►

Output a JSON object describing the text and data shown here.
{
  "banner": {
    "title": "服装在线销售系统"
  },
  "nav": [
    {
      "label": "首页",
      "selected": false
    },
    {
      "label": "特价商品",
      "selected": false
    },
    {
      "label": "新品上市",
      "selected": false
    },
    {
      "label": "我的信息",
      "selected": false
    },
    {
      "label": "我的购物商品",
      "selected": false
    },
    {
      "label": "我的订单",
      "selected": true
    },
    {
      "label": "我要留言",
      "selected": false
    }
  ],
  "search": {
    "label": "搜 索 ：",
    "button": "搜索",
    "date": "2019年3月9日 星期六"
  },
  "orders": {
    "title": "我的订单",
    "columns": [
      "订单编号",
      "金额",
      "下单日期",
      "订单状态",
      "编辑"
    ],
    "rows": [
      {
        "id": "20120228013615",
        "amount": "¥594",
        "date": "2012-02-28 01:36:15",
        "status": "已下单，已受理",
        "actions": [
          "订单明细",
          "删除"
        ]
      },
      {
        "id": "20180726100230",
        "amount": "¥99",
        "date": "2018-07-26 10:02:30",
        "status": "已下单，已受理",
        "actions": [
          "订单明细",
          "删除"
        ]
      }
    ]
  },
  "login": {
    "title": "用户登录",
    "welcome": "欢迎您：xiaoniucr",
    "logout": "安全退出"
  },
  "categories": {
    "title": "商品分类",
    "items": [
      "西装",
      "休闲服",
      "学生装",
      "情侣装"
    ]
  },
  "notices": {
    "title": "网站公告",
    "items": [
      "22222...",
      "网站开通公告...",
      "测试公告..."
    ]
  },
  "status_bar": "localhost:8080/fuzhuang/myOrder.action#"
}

◄

◆ **WORK TO BE COMPLETED**
Please output the complete data exactly.

◆ **FINAL RESULT**
Output a JSON object describing the text and data shown here.
{
  "banner": {
    "title": "服装在线销售系统"
  },
  "nav": [
    {
      "label": "首页",
      "selected": false
    },
    {
      "label": "特价商品",
      "selected": false
    },
    {
      "label": "新品上市",
      "selected": false
    },
    {
      "label": "我的信息",
      "selected": false
    },
    {
      "label": "我的购物商品",
      "selected": false
    },
    {
      "label": "我的订单",
      "selected": true
    },
    {
      "label": "我要留言",
      "selected": false
    }
  ],
  "search": {
    "label": "搜 索 ：",
    "button": "搜索",
    "date": "2019年3月9日 星期六"
  },
  "orders": {
    "title": "我的订单",
    "columns": [
      "订单编号",
      "金额",
      "下单日期",
      "订单状态",
      "编辑"
    ],
    "rows": [
      {
        "id": "20120228013615",
        "amount": "¥594",
        "date": "2012-02-28 01:36:15",
        "status": "已下单，已受理",
        "actions": [
          "订单明细",
          "删除"
        ]
      },
      {
        "id": "20180726100230",
        "amount": "¥99",
        "date": "2018-07-26 10:02:30",
        "status": "已下单，已受理",
        "actions": [
          "订单明细",
          "删除"
        ]
      }
    ]
  },
  "login": {
    "title": "用户登录",
    "welcome": "欢迎您：xiaoniucr",
    "logout": "安全退出"
  },
  "categories": {
    "title": "商品分类",
    "items": [
      "西装",
      "休闲服",
      "学生装",
      "情侣装"
    ]
  },
  "notices": {
    "title": "网站公告",
    "items": [
      "22222...",
      "网站开通公告...",
      "测试公告..."
    ]
  },
  "status_bar": "localhost:8080/fuzhuang/myOrder.action#"
}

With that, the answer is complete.